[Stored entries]

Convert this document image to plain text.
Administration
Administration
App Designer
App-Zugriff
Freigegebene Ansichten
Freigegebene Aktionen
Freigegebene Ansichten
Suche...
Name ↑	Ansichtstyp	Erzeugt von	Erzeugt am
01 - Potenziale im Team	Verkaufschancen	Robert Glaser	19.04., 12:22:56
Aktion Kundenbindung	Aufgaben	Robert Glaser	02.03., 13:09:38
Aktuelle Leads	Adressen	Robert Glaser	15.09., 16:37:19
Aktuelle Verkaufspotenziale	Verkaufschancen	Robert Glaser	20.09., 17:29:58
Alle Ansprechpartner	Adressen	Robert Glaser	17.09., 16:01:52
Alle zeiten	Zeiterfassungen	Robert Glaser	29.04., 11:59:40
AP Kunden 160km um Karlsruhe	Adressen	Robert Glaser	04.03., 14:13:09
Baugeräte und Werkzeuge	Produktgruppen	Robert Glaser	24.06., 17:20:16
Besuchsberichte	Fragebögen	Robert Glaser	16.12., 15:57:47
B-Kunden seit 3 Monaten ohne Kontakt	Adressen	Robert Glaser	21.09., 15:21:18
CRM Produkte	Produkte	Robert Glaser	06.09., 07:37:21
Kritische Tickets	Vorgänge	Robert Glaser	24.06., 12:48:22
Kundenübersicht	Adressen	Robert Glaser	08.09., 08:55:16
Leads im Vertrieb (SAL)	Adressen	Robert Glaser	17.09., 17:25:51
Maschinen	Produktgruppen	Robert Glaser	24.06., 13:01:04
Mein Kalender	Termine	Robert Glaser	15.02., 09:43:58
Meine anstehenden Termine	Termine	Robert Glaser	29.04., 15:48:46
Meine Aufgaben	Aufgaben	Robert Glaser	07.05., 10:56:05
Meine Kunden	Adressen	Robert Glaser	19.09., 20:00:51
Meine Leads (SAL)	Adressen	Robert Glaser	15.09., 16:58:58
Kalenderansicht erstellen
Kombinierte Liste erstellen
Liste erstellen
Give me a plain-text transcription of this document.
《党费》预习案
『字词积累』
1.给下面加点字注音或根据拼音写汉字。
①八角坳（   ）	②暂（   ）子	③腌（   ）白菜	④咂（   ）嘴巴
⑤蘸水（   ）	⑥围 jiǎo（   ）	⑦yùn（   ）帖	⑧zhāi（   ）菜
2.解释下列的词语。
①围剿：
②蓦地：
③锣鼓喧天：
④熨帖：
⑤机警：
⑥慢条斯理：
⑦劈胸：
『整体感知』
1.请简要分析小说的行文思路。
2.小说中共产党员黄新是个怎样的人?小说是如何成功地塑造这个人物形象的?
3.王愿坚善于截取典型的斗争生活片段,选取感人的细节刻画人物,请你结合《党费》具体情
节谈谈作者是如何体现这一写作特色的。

### Exercise brief:
Filter the entries and copy out every line with the word "Produktgruppen".

### Expected output:
Baugeräte und Werkzeuge	Produktgruppen	Robert Glaser	24.06., 17:20:16
Maschinen	Produktgruppen	Robert Glaser	24.06., 13:01:04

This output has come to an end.